Stored items from a collection
..........
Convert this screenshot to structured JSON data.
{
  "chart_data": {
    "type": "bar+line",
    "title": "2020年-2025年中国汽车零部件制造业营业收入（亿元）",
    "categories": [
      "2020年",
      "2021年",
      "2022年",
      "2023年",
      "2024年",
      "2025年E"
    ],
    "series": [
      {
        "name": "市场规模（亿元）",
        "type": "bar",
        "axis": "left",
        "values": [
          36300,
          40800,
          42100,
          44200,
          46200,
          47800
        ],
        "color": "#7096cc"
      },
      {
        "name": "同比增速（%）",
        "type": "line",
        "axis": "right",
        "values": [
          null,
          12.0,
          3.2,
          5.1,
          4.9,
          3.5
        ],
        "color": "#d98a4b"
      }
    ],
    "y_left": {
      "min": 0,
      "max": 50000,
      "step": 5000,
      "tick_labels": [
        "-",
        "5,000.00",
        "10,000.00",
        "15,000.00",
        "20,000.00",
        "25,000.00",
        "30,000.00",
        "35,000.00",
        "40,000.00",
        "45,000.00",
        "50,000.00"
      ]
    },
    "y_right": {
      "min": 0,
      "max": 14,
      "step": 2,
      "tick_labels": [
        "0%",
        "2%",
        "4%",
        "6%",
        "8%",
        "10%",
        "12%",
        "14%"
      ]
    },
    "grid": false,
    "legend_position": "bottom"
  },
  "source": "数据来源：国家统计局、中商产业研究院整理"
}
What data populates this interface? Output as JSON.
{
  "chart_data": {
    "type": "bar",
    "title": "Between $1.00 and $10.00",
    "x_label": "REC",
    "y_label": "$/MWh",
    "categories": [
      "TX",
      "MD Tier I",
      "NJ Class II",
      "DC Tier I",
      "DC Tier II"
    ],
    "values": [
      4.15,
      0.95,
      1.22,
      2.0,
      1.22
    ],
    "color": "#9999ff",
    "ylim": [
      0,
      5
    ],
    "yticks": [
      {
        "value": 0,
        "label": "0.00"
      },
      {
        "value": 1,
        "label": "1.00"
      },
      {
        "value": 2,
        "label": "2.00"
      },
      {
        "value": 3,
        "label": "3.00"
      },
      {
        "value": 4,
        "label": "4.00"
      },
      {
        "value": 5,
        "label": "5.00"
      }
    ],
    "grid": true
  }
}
..........
**Directive:** Transcribe word for word the lines from the one holding "What data populates" to the last line of the listing above, inclusive.

**Task output:**
What data populates this interface? Output as JSON.
{
  "chart_data": {
    "type": "bar",
    "title": "Between $1.00 and $10.00",
    "x_label": "REC",
    "y_label": "$/MWh",
    "categories": [
      "TX",
      "MD Tier I",
      "NJ Class II",
      "DC Tier I",
      "DC Tier II"
    ],
    "values": [
      4.15,
      0.95,
      1.22,
      2.0,
      1.22
    ],
    "color": "#9999ff",
    "ylim": [
      0,
      5
    ],
    "yticks": [
      {
        "value": 0,
        "label": "0.00"
      },
      {
        "value": 1,
        "label": "1.00"
      },
      {
        "value": 2,
        "label": "2.00"
      },
      {
        "value": 3,
        "label": "3.00"
      },
      {
        "value": 4,
        "label": "4.00"
      },
      {
        "value": 5,
        "label": "5.00"
      }
    ],
    "grid": true
  }
}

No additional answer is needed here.